Stated task ▸ Identify all lines in the listing that include the word "JSON", and copy them out.

Extracted information ▸
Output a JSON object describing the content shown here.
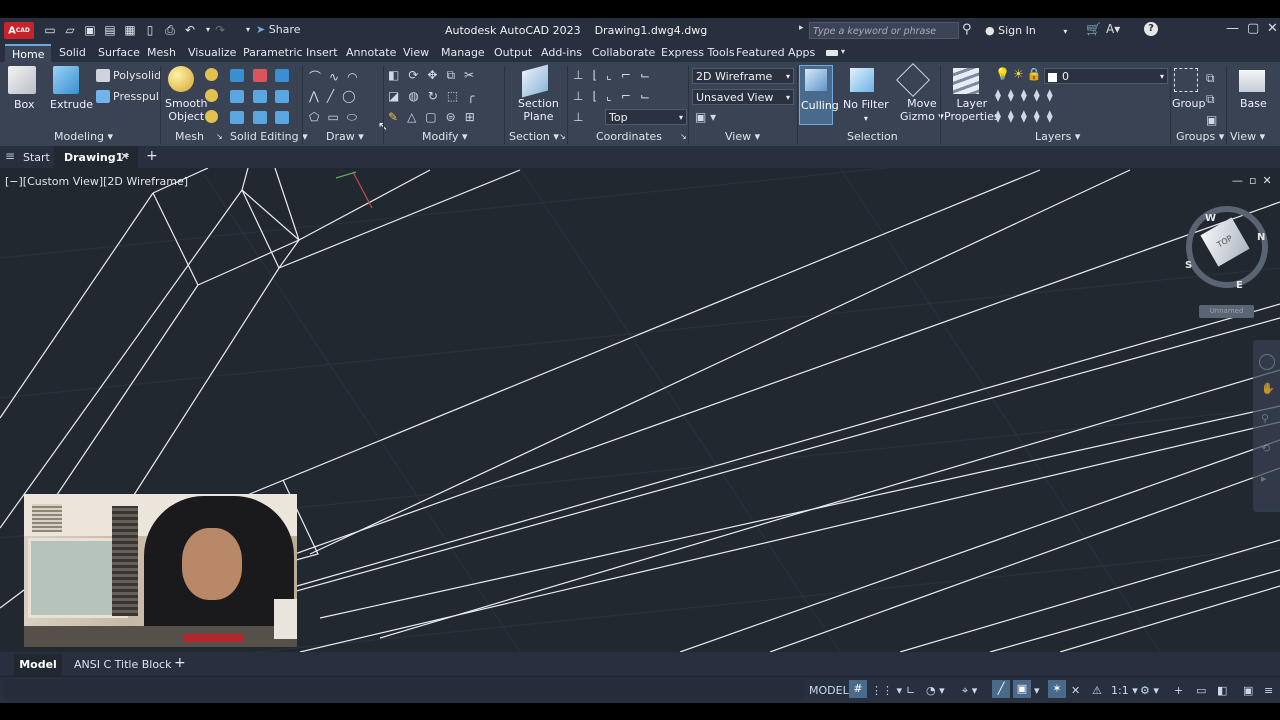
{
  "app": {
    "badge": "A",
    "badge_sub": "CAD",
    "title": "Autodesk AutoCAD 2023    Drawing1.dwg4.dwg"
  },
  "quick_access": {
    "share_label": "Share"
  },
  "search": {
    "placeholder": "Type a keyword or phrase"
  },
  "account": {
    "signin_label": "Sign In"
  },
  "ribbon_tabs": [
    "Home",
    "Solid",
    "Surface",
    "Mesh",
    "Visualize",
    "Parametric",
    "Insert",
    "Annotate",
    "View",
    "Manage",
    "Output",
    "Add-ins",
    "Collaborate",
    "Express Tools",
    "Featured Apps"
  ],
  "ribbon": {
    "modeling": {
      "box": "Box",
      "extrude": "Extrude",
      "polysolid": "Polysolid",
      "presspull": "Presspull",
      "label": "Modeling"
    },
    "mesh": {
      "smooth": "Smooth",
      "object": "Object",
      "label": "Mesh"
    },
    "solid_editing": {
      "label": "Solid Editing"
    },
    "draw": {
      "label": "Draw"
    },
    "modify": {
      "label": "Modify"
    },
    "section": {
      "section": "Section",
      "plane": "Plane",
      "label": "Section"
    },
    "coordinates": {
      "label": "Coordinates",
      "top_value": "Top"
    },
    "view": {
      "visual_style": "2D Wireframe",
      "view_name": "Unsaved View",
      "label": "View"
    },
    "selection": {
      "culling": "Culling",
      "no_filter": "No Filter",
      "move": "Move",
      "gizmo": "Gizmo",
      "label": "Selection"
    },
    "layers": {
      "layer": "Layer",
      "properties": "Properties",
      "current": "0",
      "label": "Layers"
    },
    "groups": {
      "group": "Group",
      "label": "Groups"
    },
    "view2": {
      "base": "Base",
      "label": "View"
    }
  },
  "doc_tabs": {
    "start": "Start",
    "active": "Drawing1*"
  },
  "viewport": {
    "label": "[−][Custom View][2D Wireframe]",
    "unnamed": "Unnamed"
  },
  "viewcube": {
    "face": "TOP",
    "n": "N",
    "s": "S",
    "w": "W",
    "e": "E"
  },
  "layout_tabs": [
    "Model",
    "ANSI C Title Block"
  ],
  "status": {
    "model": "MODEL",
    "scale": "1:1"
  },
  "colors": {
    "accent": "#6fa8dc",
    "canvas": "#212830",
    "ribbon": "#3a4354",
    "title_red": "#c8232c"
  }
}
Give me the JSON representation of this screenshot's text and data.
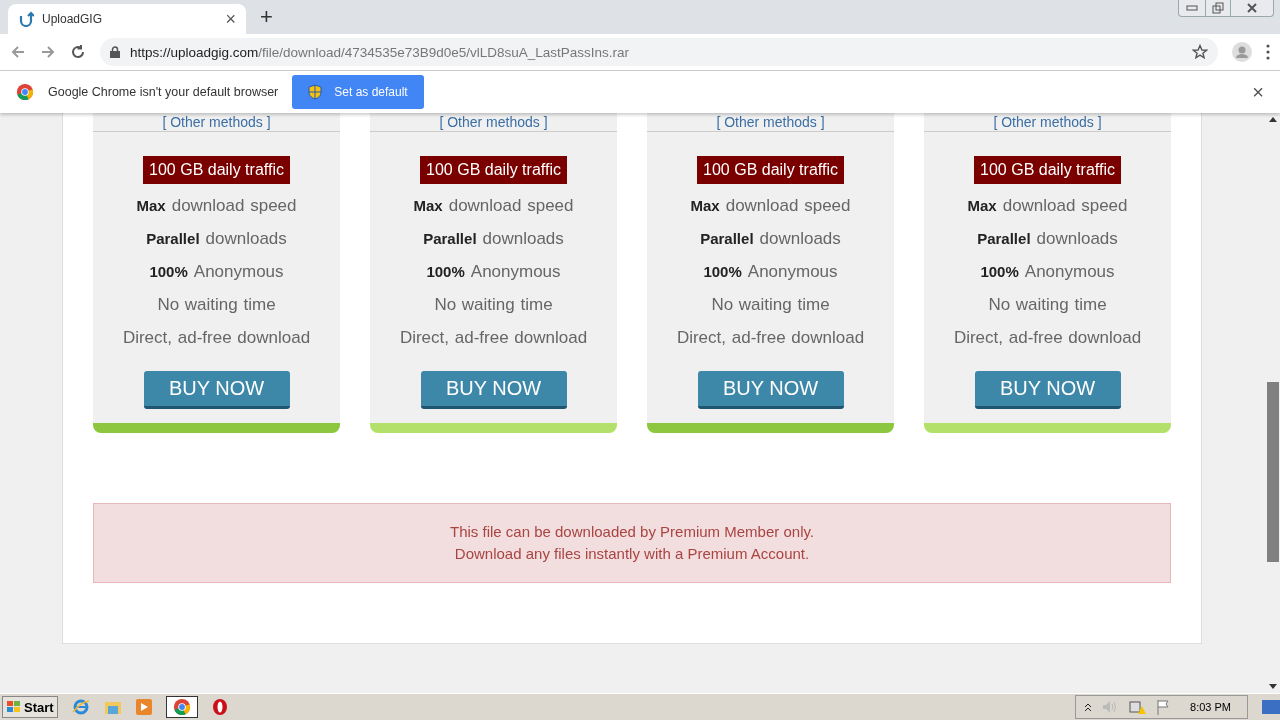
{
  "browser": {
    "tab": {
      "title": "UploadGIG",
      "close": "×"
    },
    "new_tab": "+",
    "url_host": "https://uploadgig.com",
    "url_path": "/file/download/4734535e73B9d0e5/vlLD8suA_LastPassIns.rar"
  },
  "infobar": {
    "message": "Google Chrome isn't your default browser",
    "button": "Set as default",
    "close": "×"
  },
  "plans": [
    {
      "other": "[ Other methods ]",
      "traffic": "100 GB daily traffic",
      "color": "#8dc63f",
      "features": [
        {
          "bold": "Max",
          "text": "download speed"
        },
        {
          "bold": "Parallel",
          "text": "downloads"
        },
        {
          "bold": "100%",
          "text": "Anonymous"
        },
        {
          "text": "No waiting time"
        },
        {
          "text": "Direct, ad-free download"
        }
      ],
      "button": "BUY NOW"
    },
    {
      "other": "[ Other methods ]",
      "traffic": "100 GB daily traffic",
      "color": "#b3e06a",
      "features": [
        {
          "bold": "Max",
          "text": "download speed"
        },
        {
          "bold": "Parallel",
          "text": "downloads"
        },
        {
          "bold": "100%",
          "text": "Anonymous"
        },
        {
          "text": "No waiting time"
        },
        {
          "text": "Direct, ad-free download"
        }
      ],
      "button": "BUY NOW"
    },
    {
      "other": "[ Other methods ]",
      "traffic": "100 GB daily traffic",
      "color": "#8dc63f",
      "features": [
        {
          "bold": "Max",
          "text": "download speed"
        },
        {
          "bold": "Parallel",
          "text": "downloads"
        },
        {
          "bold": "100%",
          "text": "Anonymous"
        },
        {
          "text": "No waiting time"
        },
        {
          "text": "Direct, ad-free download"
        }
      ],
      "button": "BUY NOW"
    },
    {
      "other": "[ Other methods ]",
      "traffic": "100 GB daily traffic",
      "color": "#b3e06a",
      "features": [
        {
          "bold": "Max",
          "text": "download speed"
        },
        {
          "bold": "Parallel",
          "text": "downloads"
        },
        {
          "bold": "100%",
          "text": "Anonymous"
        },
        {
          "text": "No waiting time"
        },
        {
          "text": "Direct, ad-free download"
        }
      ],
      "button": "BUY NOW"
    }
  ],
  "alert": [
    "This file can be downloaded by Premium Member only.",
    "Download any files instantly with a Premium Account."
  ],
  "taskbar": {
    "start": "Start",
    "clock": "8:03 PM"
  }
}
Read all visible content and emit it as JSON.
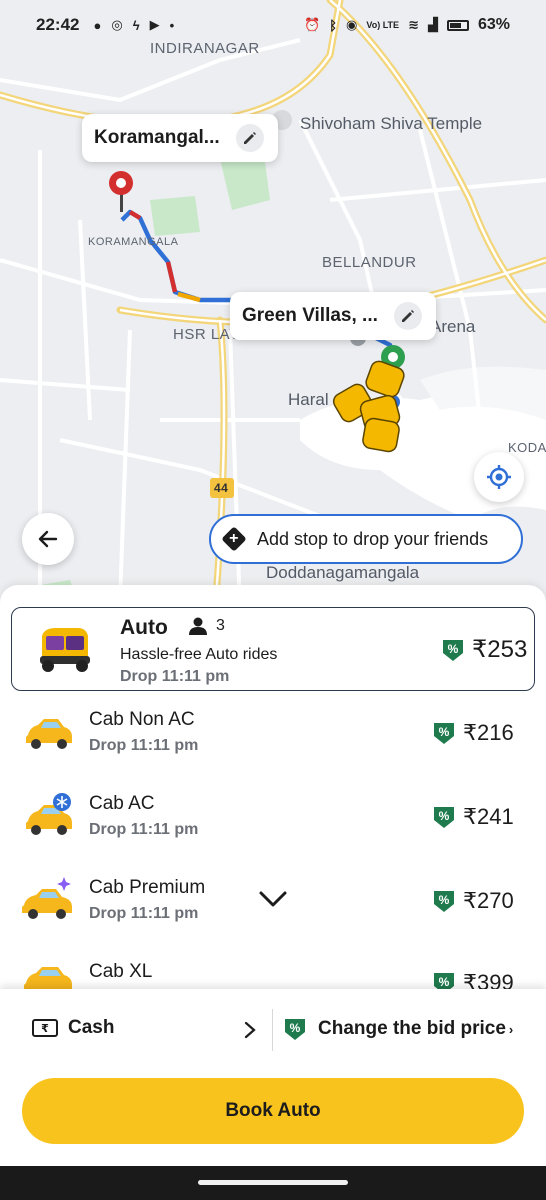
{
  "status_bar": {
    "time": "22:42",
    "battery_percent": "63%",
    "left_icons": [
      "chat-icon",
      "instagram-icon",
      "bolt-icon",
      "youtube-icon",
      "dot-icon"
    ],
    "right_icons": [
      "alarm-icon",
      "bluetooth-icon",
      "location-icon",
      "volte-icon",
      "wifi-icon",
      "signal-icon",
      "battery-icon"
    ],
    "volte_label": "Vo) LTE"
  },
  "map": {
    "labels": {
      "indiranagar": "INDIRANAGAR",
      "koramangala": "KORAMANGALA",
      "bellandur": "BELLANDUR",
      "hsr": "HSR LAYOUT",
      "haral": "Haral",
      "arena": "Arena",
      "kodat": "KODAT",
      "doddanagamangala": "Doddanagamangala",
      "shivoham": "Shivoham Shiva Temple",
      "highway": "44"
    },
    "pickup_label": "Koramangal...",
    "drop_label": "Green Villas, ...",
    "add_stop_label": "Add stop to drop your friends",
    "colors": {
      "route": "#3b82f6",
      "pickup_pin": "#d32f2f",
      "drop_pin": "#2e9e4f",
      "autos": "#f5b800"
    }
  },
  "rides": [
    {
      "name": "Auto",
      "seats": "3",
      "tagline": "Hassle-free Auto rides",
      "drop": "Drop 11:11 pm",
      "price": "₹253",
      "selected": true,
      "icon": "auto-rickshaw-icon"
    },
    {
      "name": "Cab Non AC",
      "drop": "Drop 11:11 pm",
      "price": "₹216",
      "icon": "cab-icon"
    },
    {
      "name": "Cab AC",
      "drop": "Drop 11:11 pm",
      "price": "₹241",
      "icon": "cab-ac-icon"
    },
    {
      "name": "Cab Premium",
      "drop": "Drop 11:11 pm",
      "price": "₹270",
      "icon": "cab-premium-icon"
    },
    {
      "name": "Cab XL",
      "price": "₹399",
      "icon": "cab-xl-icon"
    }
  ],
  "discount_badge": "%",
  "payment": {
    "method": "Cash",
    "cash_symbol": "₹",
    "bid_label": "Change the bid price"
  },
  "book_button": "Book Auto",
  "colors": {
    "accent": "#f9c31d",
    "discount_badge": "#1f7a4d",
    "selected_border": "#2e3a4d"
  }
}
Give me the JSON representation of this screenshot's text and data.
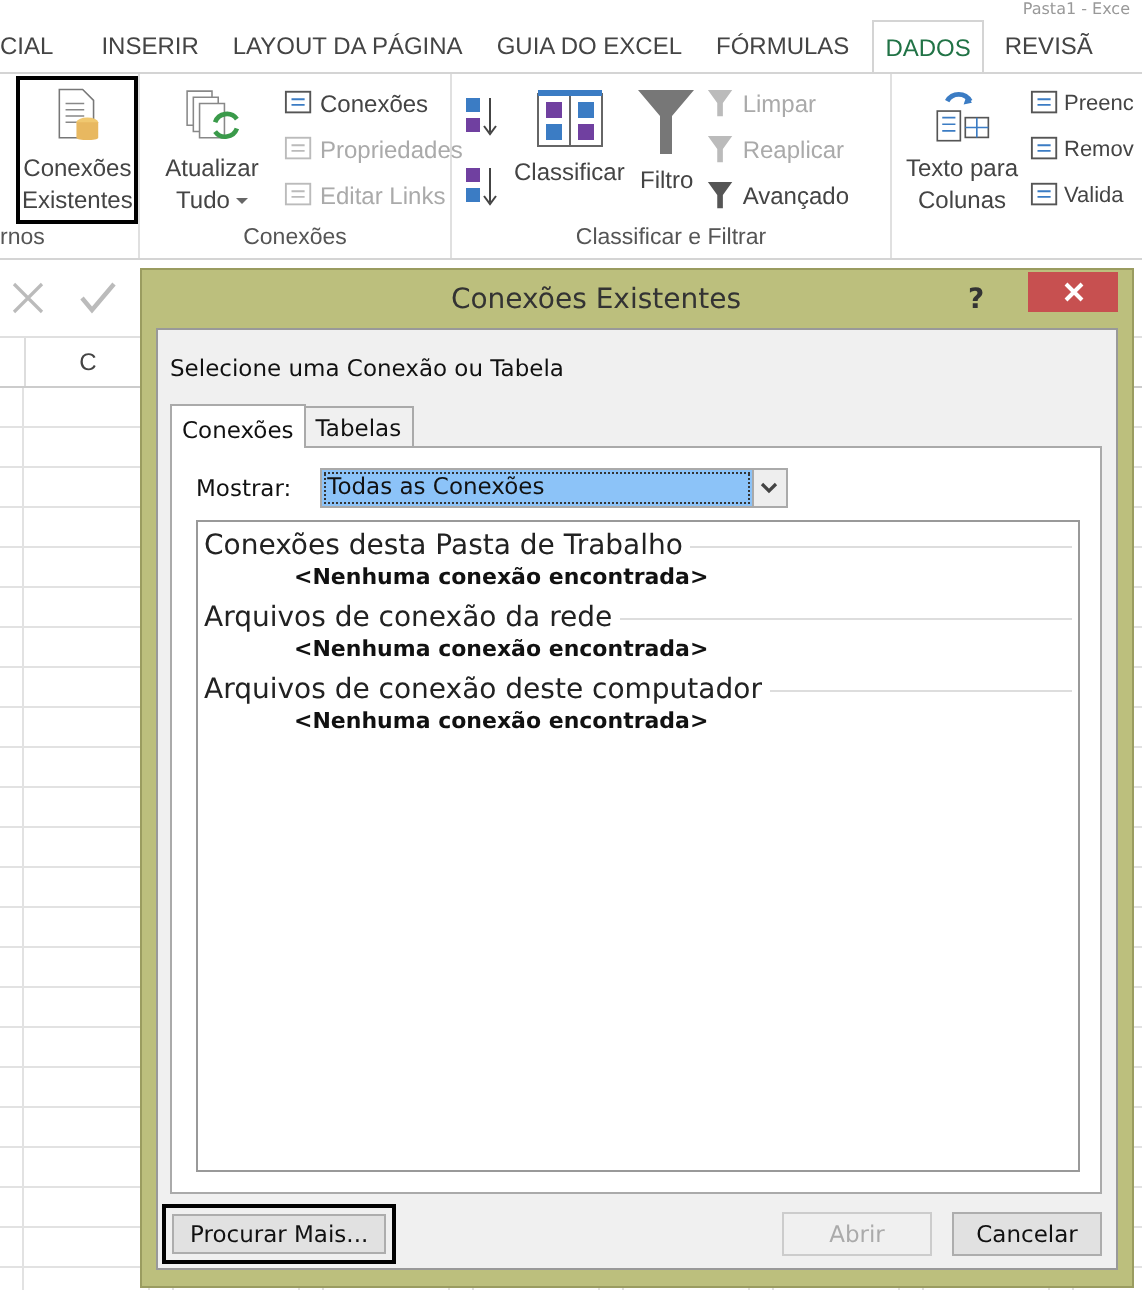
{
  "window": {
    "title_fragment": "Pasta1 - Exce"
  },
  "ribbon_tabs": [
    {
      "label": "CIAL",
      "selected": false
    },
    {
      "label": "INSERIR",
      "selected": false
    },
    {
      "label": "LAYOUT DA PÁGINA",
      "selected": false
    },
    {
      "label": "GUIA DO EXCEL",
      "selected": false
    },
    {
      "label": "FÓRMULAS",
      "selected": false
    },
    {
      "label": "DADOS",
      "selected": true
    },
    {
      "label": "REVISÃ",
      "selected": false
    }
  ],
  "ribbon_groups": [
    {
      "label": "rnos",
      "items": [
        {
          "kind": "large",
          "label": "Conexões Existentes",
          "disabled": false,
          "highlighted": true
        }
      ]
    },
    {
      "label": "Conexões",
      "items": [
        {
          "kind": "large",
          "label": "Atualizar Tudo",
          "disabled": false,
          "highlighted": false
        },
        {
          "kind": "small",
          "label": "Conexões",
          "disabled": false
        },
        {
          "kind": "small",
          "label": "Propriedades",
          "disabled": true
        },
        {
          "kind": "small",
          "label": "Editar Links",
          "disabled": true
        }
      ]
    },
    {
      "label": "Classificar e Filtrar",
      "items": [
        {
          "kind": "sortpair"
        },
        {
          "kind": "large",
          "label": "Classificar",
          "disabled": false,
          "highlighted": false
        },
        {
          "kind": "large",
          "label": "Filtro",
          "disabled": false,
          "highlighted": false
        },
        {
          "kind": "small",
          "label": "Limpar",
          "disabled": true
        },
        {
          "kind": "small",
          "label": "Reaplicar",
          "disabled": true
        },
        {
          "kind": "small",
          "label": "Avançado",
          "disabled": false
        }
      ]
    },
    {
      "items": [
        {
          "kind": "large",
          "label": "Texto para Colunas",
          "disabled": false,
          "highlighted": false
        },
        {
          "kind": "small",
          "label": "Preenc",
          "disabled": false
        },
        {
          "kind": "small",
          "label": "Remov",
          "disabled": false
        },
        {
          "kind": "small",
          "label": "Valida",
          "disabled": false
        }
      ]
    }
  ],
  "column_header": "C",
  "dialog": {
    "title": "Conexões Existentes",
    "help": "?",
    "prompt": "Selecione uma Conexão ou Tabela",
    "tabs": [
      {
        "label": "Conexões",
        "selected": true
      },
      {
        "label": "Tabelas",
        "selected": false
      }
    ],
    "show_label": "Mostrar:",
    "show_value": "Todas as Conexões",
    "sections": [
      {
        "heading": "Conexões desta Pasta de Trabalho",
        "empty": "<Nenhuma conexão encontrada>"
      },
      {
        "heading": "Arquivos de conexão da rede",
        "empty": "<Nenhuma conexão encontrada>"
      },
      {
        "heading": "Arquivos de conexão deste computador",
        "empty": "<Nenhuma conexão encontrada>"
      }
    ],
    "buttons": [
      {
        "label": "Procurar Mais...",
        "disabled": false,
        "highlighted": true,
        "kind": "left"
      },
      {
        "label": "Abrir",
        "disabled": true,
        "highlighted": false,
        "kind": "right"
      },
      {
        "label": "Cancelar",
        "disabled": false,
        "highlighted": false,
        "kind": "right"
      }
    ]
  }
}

Full response ▸
Output a JSON object describing the content shown here.
Give me the JSON representation of this screenshot's text and data.
Read all visible content and emit it as JSON.
Give me the JSON representation of this screenshot's text and data.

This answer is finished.